**WHAT IS NEEDED**
Which lines hold the word "title"? Copy each of them from the material.

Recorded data
========================================================================
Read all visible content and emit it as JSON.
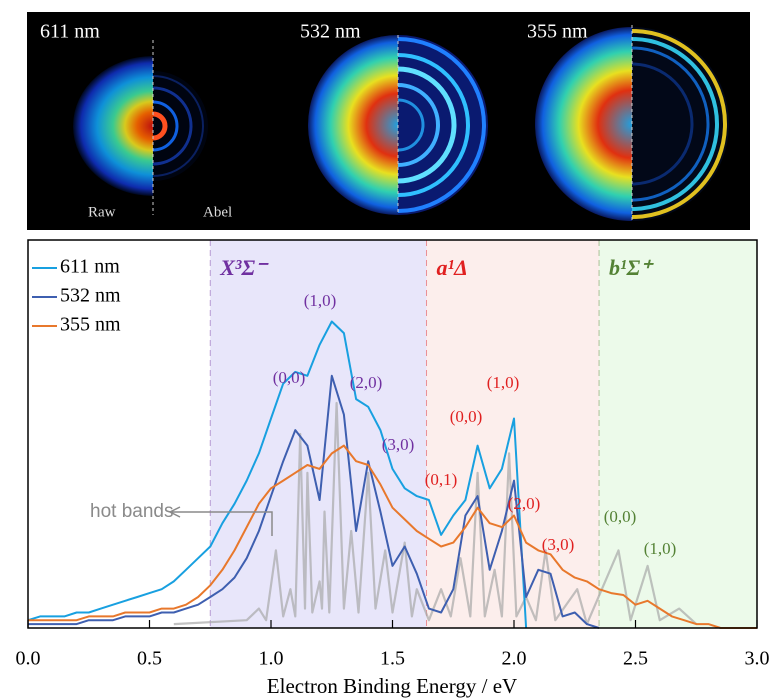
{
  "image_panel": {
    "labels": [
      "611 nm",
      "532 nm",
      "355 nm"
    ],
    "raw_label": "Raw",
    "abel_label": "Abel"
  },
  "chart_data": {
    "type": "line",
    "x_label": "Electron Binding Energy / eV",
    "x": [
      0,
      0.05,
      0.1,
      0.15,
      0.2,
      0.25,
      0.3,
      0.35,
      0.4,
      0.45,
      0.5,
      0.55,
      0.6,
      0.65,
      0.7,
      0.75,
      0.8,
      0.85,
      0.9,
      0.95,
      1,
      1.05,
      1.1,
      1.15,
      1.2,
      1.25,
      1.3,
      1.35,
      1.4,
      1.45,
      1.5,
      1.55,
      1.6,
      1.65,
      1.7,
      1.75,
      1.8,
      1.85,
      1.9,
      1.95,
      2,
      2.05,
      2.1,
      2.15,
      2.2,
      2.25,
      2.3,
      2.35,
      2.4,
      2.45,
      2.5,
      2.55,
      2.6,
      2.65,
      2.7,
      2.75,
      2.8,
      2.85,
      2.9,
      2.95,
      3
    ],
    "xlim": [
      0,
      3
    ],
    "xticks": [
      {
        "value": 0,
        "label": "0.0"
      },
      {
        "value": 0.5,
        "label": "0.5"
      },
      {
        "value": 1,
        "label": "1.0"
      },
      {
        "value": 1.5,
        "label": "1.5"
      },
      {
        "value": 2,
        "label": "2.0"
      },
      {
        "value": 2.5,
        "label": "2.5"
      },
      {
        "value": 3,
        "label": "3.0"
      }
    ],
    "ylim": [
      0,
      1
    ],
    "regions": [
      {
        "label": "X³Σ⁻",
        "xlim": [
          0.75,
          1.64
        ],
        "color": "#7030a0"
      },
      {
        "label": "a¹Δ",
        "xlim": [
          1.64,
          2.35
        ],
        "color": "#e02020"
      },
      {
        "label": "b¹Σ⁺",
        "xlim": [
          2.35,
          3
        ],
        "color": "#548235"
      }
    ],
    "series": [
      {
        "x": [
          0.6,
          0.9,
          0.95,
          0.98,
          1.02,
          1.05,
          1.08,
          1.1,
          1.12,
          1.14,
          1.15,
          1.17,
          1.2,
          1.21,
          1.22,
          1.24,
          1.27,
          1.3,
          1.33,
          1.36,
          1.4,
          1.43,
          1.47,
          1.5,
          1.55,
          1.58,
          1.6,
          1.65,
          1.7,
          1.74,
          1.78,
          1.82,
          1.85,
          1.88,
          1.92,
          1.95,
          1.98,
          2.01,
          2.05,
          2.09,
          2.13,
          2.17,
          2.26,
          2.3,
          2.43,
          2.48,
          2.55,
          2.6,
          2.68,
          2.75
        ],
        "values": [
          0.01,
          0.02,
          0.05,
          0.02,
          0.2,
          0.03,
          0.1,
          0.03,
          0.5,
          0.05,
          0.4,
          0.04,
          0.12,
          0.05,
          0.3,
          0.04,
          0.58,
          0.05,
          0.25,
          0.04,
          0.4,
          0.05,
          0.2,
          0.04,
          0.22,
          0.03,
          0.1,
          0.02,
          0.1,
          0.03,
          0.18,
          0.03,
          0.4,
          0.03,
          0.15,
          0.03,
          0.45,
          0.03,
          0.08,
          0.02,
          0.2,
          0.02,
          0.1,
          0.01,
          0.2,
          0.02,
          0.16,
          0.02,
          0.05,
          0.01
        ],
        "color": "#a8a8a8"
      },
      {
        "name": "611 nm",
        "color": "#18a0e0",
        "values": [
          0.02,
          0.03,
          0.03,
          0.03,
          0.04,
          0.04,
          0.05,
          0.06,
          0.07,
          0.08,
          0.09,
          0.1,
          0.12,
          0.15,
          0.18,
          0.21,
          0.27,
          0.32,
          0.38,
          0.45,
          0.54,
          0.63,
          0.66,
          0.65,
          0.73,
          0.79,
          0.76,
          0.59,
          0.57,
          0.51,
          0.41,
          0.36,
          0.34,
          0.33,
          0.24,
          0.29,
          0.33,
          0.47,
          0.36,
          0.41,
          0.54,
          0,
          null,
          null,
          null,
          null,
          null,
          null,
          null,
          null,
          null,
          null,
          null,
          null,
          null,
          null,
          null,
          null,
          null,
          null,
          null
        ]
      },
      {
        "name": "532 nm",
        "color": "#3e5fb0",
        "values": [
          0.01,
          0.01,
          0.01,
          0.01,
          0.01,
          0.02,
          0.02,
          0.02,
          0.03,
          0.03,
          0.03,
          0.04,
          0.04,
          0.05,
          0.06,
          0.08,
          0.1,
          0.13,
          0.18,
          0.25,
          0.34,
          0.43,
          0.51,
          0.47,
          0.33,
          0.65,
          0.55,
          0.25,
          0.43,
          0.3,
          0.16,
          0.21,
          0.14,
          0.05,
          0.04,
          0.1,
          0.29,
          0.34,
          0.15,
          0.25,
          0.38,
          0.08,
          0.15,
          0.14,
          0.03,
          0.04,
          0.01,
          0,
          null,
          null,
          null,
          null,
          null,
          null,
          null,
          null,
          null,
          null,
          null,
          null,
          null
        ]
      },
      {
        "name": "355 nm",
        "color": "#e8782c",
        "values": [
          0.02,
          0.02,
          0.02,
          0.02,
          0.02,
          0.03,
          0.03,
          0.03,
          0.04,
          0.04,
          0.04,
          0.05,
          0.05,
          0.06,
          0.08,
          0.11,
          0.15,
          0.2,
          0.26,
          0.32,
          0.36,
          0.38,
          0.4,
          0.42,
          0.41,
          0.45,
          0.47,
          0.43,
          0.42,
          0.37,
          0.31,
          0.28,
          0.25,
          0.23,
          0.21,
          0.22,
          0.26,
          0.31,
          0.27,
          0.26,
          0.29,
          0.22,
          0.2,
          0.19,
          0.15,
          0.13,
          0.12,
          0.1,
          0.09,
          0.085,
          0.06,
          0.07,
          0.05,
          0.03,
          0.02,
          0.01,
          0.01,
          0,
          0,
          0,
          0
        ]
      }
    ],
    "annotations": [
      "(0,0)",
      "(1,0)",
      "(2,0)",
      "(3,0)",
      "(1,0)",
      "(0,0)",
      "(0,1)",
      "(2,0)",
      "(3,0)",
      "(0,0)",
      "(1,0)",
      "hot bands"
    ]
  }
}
========================================================================
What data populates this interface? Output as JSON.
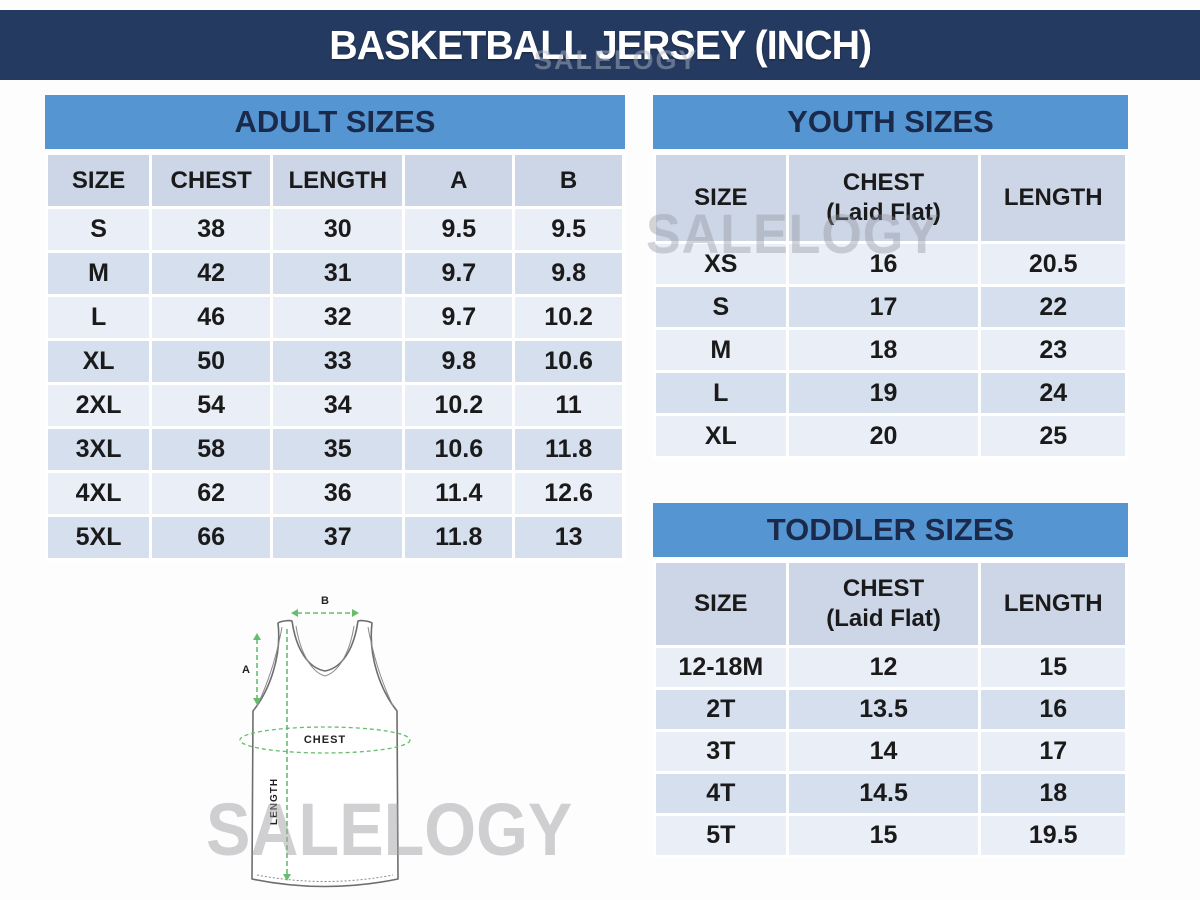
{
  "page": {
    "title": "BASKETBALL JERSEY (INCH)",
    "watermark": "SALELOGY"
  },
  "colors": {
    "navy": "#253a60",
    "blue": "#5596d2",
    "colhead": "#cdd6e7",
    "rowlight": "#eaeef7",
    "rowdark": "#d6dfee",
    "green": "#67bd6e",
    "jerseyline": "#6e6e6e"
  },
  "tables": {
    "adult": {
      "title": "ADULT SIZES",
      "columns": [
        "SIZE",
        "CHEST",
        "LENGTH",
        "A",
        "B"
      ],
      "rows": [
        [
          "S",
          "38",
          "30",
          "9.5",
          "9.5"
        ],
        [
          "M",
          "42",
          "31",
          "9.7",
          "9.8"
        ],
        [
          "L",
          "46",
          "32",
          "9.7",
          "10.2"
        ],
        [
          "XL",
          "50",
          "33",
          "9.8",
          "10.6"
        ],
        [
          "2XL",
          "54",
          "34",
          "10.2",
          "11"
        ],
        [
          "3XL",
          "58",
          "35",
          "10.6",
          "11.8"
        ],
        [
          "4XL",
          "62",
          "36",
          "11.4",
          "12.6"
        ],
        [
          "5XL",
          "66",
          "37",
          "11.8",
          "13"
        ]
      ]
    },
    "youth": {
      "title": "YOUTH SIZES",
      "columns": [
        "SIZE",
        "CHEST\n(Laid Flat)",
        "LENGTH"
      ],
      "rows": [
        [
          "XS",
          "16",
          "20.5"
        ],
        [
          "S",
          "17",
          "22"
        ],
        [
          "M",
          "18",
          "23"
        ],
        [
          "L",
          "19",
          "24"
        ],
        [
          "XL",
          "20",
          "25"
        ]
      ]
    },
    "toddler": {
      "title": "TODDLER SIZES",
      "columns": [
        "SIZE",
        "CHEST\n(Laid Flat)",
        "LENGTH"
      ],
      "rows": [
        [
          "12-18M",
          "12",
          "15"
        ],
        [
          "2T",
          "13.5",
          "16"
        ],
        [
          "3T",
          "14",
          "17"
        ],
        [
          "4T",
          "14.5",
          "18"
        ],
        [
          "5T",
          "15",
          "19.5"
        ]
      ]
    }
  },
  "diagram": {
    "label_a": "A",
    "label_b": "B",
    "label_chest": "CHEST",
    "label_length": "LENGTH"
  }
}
========================================================================
**COMPLETE RESPONSE**
    "title": "BASKETBALL JERSEY (INCH)",
      "title": "ADULT SIZES",
      "title": "YOUTH SIZES",
      "title": "TODDLER SIZES",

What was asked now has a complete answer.